Job: List each line of the data in which the string "resulted" appears.

Provided entries:
----

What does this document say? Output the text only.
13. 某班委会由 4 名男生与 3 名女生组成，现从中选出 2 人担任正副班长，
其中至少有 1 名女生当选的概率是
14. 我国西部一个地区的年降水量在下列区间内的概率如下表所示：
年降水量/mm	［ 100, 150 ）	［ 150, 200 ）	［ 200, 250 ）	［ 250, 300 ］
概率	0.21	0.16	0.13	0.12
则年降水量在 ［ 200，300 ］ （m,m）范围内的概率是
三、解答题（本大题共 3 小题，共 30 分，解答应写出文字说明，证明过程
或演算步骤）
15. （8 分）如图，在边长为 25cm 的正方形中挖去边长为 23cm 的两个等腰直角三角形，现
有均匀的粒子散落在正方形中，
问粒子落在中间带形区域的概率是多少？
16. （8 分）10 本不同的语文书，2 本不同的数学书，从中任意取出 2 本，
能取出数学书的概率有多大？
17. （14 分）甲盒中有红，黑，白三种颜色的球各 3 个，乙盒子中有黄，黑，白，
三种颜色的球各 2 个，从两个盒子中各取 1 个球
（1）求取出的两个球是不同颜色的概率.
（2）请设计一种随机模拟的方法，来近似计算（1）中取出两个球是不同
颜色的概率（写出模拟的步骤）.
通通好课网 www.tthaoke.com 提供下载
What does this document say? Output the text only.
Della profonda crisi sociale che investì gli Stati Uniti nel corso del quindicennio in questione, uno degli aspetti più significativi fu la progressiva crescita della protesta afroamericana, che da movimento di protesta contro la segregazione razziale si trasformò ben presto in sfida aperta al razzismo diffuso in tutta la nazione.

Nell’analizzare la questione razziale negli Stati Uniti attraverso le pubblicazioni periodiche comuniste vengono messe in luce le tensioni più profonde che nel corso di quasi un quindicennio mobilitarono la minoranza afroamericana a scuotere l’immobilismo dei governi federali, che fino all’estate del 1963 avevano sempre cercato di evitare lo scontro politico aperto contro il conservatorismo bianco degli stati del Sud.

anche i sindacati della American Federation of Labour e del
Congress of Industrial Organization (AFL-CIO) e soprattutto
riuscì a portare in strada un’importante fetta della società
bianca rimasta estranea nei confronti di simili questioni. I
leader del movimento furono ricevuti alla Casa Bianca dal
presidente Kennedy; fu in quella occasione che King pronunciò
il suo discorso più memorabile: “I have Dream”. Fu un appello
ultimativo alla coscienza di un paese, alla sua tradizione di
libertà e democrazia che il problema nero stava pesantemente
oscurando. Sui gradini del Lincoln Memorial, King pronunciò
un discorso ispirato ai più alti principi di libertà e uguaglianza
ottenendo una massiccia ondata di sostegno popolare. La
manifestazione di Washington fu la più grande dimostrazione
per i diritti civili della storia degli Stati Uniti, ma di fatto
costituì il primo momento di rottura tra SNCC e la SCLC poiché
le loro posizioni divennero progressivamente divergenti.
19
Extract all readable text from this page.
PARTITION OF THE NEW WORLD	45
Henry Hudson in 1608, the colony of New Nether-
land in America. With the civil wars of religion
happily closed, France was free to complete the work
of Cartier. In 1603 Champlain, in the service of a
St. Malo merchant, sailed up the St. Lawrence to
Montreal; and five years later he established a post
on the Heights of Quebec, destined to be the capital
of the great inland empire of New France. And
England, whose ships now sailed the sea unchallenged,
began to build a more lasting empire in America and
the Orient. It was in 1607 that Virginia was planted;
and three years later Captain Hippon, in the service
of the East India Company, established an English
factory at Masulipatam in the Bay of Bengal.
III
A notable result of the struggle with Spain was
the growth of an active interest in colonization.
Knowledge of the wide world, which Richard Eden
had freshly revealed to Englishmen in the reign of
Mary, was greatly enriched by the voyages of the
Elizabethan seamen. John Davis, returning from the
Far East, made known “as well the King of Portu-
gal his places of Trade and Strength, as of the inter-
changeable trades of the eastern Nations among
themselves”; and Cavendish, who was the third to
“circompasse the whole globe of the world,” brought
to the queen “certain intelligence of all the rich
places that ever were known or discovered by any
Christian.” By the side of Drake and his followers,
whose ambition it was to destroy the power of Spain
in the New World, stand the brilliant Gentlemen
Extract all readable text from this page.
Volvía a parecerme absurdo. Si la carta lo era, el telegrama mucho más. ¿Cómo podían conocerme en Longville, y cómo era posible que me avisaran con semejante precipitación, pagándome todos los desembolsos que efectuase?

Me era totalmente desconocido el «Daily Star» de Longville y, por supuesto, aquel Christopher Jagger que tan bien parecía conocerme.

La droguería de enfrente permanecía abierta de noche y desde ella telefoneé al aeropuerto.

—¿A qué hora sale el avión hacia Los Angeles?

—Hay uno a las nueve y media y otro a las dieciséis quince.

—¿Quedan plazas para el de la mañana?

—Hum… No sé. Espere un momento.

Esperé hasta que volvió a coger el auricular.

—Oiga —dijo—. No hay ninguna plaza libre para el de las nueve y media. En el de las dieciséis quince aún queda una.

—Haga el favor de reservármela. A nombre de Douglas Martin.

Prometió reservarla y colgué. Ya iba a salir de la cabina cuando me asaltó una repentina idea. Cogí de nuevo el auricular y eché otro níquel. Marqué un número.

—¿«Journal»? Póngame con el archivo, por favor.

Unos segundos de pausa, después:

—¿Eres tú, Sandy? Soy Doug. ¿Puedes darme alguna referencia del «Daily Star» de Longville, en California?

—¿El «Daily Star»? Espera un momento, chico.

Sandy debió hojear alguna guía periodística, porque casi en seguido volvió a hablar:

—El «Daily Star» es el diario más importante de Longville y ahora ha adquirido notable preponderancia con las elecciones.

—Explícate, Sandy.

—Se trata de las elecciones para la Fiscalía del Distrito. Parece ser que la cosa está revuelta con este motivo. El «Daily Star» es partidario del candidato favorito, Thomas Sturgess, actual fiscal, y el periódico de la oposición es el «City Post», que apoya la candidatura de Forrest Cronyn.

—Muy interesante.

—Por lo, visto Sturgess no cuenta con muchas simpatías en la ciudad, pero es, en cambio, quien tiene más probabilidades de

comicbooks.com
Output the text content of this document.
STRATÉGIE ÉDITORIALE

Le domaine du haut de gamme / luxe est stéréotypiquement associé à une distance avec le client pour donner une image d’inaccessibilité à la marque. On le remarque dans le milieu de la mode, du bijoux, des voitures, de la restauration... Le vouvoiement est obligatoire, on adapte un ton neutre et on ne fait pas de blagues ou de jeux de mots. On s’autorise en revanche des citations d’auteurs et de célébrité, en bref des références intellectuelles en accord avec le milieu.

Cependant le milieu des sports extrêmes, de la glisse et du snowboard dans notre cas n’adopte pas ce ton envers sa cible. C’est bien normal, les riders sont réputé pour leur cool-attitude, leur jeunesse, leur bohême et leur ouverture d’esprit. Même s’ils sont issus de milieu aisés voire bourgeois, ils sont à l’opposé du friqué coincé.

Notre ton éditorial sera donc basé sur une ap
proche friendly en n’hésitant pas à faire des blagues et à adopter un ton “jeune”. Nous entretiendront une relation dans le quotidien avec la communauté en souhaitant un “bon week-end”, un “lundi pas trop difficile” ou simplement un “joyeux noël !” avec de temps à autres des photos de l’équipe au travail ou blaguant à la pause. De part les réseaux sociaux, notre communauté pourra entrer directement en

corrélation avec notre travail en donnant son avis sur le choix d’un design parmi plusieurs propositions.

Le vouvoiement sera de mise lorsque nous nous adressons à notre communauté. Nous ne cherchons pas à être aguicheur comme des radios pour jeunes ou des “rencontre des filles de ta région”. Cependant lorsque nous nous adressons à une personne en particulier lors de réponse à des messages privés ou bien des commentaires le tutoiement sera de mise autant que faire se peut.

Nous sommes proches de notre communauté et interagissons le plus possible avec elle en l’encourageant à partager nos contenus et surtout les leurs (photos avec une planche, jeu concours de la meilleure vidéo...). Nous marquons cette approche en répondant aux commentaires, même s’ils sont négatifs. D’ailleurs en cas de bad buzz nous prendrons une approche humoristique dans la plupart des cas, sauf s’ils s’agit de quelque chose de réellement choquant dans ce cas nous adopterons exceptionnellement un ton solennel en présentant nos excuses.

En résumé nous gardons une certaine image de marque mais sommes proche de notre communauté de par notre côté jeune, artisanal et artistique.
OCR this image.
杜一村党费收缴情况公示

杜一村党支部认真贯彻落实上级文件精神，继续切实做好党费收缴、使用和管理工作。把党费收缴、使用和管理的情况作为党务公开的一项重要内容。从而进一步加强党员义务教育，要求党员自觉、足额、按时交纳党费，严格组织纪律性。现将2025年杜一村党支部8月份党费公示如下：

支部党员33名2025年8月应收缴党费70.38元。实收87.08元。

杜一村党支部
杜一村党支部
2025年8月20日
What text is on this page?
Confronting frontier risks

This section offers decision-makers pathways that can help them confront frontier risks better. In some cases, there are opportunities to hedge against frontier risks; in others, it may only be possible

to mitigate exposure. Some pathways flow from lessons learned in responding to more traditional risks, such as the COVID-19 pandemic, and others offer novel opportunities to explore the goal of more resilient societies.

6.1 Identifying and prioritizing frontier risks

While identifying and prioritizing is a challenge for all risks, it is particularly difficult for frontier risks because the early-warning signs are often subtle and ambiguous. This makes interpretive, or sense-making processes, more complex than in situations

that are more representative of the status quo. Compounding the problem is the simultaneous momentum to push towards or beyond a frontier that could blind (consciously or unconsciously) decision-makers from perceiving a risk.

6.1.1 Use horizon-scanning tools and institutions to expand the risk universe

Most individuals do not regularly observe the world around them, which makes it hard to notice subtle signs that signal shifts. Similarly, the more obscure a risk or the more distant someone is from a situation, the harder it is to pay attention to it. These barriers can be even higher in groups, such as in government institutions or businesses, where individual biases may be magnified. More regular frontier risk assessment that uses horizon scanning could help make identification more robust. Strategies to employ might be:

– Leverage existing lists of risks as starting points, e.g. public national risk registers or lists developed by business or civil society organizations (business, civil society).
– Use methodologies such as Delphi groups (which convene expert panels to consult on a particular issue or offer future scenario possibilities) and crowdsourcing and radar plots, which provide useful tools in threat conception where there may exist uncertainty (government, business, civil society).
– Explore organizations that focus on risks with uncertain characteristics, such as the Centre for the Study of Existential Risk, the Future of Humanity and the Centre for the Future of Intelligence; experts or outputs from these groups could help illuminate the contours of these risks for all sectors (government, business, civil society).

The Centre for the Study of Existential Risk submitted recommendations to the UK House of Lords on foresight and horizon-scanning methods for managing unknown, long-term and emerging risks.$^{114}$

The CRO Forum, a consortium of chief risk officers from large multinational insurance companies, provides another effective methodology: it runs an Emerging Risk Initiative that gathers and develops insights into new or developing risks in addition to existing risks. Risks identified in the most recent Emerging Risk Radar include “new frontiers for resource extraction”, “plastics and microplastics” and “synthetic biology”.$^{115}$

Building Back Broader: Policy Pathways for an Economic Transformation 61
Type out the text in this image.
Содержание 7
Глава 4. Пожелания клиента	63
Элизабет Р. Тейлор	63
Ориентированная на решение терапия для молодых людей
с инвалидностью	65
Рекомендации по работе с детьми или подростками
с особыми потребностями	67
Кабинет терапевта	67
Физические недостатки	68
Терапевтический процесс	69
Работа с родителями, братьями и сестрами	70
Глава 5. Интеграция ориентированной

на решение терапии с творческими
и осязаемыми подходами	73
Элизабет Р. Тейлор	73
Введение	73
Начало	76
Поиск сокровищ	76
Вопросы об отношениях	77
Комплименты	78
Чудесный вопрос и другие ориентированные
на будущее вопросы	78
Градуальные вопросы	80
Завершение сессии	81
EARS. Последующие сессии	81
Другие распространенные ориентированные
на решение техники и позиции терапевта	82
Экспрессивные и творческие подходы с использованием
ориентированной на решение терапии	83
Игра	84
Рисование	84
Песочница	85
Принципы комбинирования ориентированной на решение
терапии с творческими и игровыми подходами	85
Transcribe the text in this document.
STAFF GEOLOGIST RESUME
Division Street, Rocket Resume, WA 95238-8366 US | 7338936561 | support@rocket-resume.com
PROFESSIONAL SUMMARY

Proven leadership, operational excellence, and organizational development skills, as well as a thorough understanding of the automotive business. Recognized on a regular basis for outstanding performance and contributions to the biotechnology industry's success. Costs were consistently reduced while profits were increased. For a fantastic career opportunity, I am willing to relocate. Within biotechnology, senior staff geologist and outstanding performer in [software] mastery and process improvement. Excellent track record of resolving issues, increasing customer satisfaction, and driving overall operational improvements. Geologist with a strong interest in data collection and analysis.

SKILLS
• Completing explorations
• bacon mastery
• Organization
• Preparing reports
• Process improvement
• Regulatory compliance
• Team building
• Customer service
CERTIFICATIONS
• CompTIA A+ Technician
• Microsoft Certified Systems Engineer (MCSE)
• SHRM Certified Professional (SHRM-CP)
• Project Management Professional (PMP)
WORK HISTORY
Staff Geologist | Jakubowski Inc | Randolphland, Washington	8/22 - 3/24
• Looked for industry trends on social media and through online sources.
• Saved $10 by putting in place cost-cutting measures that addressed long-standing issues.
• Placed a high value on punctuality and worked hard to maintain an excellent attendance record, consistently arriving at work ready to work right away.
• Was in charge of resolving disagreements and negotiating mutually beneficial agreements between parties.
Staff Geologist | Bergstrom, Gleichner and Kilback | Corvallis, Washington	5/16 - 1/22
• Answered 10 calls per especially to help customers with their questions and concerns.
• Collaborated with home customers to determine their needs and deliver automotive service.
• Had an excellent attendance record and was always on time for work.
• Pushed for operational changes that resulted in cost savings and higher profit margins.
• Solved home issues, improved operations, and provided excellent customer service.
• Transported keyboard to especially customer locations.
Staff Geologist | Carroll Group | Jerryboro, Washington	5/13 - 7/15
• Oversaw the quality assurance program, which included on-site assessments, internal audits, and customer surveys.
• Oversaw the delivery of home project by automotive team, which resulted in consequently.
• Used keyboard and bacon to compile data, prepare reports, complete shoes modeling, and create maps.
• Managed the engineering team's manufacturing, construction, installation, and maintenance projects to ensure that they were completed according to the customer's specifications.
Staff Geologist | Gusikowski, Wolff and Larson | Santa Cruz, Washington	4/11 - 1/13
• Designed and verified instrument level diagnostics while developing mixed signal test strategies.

----

Result:
• Pushed for operational changes that resulted in cost savings and higher profit margins.
• Oversaw the delivery of home project by automotive team, which resulted in consequently.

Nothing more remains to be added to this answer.